Data extracted from a collection:

-=-=-

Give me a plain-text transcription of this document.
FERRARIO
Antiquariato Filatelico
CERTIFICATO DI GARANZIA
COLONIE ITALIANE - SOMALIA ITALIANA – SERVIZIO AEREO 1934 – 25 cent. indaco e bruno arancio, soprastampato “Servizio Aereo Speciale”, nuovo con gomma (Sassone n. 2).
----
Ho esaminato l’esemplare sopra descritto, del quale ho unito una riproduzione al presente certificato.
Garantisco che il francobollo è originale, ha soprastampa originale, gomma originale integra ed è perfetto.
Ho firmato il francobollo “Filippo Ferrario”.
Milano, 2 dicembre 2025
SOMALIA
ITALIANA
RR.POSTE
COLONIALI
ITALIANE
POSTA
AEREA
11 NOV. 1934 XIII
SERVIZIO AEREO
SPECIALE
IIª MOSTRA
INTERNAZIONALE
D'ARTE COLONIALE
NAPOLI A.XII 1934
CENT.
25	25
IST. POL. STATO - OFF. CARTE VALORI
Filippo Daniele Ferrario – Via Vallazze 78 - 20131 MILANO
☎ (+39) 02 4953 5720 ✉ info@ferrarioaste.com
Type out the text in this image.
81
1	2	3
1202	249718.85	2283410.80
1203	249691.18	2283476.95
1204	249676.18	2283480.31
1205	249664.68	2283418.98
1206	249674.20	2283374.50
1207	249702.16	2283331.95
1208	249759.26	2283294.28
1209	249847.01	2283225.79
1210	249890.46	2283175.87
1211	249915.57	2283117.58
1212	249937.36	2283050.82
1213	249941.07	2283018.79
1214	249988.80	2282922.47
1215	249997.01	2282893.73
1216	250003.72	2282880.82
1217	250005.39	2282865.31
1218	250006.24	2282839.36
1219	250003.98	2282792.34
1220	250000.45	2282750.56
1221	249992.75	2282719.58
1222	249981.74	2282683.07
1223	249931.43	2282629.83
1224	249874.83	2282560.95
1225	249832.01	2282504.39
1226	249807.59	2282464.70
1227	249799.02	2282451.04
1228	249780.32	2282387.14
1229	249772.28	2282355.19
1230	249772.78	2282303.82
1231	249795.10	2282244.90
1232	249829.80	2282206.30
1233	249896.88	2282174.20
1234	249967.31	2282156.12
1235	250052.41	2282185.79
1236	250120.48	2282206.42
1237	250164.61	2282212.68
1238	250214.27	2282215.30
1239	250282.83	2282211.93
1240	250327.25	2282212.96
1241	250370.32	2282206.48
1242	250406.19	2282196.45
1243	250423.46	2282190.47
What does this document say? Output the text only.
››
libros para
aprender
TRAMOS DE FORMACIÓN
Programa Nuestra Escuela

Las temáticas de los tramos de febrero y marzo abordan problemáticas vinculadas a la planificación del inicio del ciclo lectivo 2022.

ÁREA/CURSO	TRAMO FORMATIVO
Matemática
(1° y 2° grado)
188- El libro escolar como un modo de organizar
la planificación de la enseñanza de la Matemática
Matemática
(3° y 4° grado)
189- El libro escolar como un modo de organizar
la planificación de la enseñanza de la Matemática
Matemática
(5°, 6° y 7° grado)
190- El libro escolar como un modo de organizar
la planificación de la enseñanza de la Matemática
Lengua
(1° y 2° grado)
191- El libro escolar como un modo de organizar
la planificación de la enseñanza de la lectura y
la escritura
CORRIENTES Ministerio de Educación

-=-=-

# PROBLEM DESCRIPTION:
Exact copies of all the records are required.

# THE RESPONSE:
Give me a plain-text transcription of this document.
FERRARIO
Antiquariato Filatelico
CERTIFICATO DI GARANZIA
COLONIE ITALIANE - SOMALIA ITALIANA – SERVIZIO AEREO 1934 – 25 cent. indaco e bruno arancio, soprastampato “Servizio Aereo Speciale”, nuovo con gomma (Sassone n. 2).
----
Ho esaminato l’esemplare sopra descritto, del quale ho unito una riproduzione al presente certificato.
Garantisco che il francobollo è originale, ha soprastampa originale, gomma originale integra ed è perfetto.
Ho firmato il francobollo “Filippo Ferrario”.
Milano, 2 dicembre 2025
SOMALIA
ITALIANA
RR.POSTE
COLONIALI
ITALIANE
POSTA
AEREA
11 NOV. 1934 XIII
SERVIZIO AEREO
SPECIALE
IIª MOSTRA
INTERNAZIONALE
D'ARTE COLONIALE
NAPOLI A.XII 1934
CENT.
25	25
IST. POL. STATO - OFF. CARTE VALORI
Filippo Daniele Ferrario – Via Vallazze 78 - 20131 MILANO
☎ (+39) 02 4953 5720 ✉ info@ferrarioaste.com
Type out the text in this image.
81
1	2	3
1202	249718.85	2283410.80
1203	249691.18	2283476.95
1204	249676.18	2283480.31
1205	249664.68	2283418.98
1206	249674.20	2283374.50
1207	249702.16	2283331.95
1208	249759.26	2283294.28
1209	249847.01	2283225.79
1210	249890.46	2283175.87
1211	249915.57	2283117.58
1212	249937.36	2283050.82
1213	249941.07	2283018.79
1214	249988.80	2282922.47
1215	249997.01	2282893.73
1216	250003.72	2282880.82
1217	250005.39	2282865.31
1218	250006.24	2282839.36
1219	250003.98	2282792.34
1220	250000.45	2282750.56
1221	249992.75	2282719.58
1222	249981.74	2282683.07
1223	249931.43	2282629.83
1224	249874.83	2282560.95
1225	249832.01	2282504.39
1226	249807.59	2282464.70
1227	249799.02	2282451.04
1228	249780.32	2282387.14
1229	249772.28	2282355.19
1230	249772.78	2282303.82
1231	249795.10	2282244.90
1232	249829.80	2282206.30
1233	249896.88	2282174.20
1234	249967.31	2282156.12
1235	250052.41	2282185.79
1236	250120.48	2282206.42
1237	250164.61	2282212.68
1238	250214.27	2282215.30
1239	250282.83	2282211.93
1240	250327.25	2282212.96
1241	250370.32	2282206.48
1242	250406.19	2282196.45
1243	250423.46	2282190.47
What does this document say? Output the text only.
››
libros para
aprender
TRAMOS DE FORMACIÓN
Programa Nuestra Escuela

Las temáticas de los tramos de febrero y marzo abordan problemáticas vinculadas a la planificación del inicio del ciclo lectivo 2022.

ÁREA/CURSO	TRAMO FORMATIVO
Matemática
(1° y 2° grado)
188- El libro escolar como un modo de organizar
la planificación de la enseñanza de la Matemática
Matemática
(3° y 4° grado)
189- El libro escolar como un modo de organizar
la planificación de la enseñanza de la Matemática
Matemática
(5°, 6° y 7° grado)
190- El libro escolar como un modo de organizar
la planificación de la enseñanza de la Matemática
Lengua
(1° y 2° grado)
191- El libro escolar como un modo de organizar
la planificación de la enseñanza de la lectura y
la escritura
CORRIENTES Ministerio de Educación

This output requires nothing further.